--- What the exercise asks ---
What is the number of lines containing the string "Corrected"? Answer with the number only.

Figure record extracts
+++
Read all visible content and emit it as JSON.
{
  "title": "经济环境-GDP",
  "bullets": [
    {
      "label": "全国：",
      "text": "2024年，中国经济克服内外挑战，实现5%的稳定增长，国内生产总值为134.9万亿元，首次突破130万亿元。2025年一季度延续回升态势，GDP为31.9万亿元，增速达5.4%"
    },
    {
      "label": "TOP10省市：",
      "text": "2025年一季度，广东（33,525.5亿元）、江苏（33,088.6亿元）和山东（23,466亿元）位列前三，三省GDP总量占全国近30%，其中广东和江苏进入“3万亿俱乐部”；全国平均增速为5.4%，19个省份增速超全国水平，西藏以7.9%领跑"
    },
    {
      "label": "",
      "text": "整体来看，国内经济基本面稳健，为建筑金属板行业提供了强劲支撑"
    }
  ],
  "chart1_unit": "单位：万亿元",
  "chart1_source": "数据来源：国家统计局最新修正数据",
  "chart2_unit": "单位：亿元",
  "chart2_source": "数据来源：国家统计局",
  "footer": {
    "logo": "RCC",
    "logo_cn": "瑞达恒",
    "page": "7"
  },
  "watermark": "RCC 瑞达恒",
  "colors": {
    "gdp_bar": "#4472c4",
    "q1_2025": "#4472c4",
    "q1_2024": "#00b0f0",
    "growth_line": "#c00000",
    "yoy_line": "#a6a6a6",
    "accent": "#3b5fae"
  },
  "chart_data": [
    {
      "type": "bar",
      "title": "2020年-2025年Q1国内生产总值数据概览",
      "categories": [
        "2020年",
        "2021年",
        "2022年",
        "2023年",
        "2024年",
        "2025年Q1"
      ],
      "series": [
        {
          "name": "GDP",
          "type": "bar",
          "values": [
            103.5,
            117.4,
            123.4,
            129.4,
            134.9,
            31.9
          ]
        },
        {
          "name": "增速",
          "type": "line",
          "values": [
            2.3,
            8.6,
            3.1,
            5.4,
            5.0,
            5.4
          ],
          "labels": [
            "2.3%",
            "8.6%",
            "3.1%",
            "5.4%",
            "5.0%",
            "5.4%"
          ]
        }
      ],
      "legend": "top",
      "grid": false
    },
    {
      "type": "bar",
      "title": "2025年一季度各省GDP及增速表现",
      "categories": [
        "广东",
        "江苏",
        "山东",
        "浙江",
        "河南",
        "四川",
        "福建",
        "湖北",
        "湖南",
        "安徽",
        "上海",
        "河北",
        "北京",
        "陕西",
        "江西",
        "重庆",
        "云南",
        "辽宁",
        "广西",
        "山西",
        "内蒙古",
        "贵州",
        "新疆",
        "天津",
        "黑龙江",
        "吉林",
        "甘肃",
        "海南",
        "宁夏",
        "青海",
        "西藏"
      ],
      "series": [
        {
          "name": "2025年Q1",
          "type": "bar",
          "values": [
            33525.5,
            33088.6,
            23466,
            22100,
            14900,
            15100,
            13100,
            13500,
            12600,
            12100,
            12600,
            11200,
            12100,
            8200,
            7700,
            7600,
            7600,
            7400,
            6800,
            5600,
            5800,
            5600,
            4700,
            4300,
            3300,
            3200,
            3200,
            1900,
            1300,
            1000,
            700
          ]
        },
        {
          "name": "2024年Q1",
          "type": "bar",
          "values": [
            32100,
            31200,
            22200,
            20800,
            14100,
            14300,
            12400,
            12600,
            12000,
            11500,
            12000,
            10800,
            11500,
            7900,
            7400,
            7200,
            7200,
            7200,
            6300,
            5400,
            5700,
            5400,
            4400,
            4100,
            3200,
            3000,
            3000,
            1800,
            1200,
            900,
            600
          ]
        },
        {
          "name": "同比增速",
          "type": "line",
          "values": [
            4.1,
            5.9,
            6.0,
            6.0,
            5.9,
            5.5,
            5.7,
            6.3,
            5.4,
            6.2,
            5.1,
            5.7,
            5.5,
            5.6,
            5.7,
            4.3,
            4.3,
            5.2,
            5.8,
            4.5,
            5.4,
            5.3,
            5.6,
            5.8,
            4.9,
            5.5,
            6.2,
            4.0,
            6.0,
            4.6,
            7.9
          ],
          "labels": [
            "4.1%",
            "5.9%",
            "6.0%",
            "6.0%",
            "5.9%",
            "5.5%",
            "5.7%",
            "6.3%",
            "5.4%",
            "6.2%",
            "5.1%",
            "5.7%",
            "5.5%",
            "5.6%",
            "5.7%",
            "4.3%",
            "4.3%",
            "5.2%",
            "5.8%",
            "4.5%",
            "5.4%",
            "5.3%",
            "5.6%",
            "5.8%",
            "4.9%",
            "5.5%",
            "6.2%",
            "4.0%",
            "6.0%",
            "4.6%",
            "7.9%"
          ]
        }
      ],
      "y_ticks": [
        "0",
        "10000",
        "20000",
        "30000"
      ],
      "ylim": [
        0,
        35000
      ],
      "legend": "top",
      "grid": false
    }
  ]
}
+++
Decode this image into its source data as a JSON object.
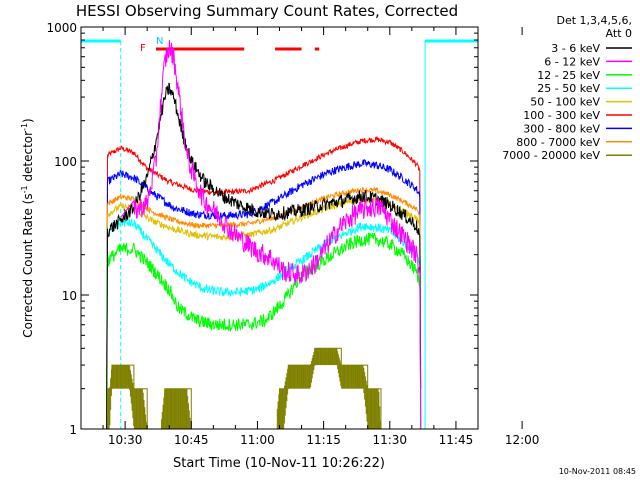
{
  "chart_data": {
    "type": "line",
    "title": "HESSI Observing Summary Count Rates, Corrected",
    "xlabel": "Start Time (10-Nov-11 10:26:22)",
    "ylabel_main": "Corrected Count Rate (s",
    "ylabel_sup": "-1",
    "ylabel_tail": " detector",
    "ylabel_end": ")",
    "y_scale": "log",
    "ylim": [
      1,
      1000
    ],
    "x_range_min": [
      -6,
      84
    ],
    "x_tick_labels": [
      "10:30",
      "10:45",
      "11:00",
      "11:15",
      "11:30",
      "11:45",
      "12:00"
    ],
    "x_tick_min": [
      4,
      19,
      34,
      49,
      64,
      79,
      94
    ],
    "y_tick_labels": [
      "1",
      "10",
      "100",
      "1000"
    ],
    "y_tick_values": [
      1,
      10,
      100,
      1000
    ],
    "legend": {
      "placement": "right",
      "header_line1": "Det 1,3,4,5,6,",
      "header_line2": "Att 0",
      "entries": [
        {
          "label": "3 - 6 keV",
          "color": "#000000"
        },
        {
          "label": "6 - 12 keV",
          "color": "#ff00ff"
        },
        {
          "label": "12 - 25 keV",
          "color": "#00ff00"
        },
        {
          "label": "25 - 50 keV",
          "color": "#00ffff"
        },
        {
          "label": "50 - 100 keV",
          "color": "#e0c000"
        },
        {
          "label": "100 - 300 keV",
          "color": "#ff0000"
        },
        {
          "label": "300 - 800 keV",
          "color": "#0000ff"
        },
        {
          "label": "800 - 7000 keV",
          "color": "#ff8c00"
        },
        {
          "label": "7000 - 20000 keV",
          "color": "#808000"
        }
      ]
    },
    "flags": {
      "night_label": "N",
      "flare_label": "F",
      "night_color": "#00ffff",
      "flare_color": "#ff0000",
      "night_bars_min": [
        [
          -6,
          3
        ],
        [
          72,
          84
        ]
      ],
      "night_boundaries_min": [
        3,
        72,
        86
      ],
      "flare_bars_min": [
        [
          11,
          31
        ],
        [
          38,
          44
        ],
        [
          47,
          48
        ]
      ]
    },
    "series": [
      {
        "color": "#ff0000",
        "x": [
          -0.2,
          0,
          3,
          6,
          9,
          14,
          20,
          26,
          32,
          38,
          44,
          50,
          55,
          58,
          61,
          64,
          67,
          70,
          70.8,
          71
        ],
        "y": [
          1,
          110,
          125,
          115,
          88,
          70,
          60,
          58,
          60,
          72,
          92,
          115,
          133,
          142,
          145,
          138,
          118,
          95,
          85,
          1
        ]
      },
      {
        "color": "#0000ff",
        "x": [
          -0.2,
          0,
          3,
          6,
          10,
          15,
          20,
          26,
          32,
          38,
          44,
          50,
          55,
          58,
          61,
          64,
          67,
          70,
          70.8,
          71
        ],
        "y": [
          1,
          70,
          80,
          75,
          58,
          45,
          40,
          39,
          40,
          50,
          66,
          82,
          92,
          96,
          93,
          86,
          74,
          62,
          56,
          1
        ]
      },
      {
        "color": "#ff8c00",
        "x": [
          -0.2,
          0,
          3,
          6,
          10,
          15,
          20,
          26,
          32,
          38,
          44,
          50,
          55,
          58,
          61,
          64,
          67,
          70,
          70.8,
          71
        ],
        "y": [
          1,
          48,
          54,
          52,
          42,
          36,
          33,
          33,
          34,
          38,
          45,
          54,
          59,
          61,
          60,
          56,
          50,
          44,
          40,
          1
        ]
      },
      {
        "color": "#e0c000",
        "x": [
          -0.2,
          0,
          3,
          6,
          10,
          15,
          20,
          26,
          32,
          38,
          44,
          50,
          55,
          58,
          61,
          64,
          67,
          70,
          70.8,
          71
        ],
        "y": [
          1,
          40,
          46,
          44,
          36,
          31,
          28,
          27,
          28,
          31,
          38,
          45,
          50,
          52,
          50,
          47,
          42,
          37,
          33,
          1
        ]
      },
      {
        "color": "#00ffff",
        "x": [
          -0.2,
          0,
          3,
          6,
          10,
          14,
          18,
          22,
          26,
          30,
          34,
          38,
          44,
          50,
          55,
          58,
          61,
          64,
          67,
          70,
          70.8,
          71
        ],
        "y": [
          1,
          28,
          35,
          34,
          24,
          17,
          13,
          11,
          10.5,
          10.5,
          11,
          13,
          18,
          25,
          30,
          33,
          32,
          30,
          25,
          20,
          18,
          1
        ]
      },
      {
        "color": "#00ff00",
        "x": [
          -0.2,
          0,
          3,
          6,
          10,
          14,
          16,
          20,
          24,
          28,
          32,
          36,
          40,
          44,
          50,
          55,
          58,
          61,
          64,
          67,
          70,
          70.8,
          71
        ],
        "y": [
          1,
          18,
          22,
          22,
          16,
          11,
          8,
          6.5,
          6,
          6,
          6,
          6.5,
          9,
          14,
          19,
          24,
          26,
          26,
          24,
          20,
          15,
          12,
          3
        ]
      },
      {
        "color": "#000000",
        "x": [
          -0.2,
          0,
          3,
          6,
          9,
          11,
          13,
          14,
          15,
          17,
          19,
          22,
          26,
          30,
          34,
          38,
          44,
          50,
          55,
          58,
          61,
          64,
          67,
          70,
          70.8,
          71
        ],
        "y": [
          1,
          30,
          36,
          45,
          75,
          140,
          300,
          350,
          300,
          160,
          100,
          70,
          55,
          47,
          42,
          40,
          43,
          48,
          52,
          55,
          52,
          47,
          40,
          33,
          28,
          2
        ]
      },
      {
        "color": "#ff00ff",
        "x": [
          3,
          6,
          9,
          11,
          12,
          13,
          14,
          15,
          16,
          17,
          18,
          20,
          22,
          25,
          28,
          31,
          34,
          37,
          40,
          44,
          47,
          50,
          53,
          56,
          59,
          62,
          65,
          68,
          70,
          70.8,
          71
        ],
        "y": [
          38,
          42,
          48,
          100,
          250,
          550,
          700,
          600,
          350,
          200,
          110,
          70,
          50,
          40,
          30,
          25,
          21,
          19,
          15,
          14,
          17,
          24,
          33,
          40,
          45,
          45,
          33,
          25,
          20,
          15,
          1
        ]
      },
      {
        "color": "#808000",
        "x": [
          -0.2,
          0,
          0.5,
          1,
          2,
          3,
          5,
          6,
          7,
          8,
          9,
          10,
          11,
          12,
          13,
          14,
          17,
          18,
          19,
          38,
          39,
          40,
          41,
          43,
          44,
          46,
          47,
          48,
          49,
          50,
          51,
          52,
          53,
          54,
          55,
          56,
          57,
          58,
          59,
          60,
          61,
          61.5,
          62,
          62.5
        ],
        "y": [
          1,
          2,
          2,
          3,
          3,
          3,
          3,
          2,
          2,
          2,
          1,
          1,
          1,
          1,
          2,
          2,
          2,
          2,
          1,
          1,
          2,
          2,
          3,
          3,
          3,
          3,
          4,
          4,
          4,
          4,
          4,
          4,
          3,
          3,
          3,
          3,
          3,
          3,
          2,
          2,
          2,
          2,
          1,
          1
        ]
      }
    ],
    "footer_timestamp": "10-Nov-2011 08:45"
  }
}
+++
--- Response for this exercise ---
2